→ **EXTRACTED ENTRIES**:
— Start —

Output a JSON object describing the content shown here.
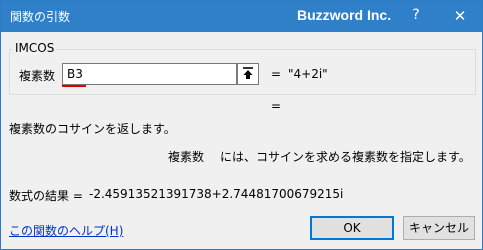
{
  "titlebar": {
    "title": "関数の引数",
    "app_name": "Buzzword Inc.",
    "help_glyph": "?",
    "close_glyph": "✕"
  },
  "function_group": {
    "name": "IMCOS",
    "argument": {
      "label": "複素数",
      "value": "B3",
      "equals": "=",
      "evaluated": "\"4+2i\""
    },
    "result_equals": "="
  },
  "description": {
    "function_text": "複素数のコサインを返します。",
    "argument_name": "複素数",
    "argument_text": "には、コサインを求める複素数を指定します。"
  },
  "formula_result": {
    "label": "数式の結果 =",
    "value": "-2.45913521391738+2.74481700679215i"
  },
  "footer": {
    "help_link": "この関数のヘルプ(H)",
    "ok_label": "OK",
    "cancel_label": "キャンセル"
  },
  "colors": {
    "titlebar": "#2f80c8",
    "link": "#0033cc",
    "underline": "#e00000",
    "ok_border": "#0078d7"
  },
  "icons": {
    "collapse": "collapse-dialog-icon",
    "close": "close-icon"
  }
}
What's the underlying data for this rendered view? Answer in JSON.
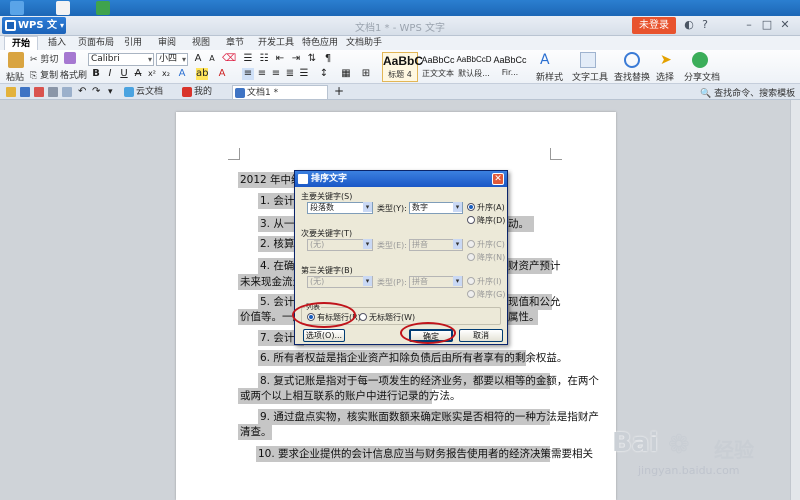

— End —

→ **GOAL OF THE EXERCISE**:
Track down every line holding the string "JSON" and copy it.

→ **COMPLETE RESPONSE**:
Output a JSON object describing the content shown here.
What's the underlying data for this rendered view? Answer in JSON.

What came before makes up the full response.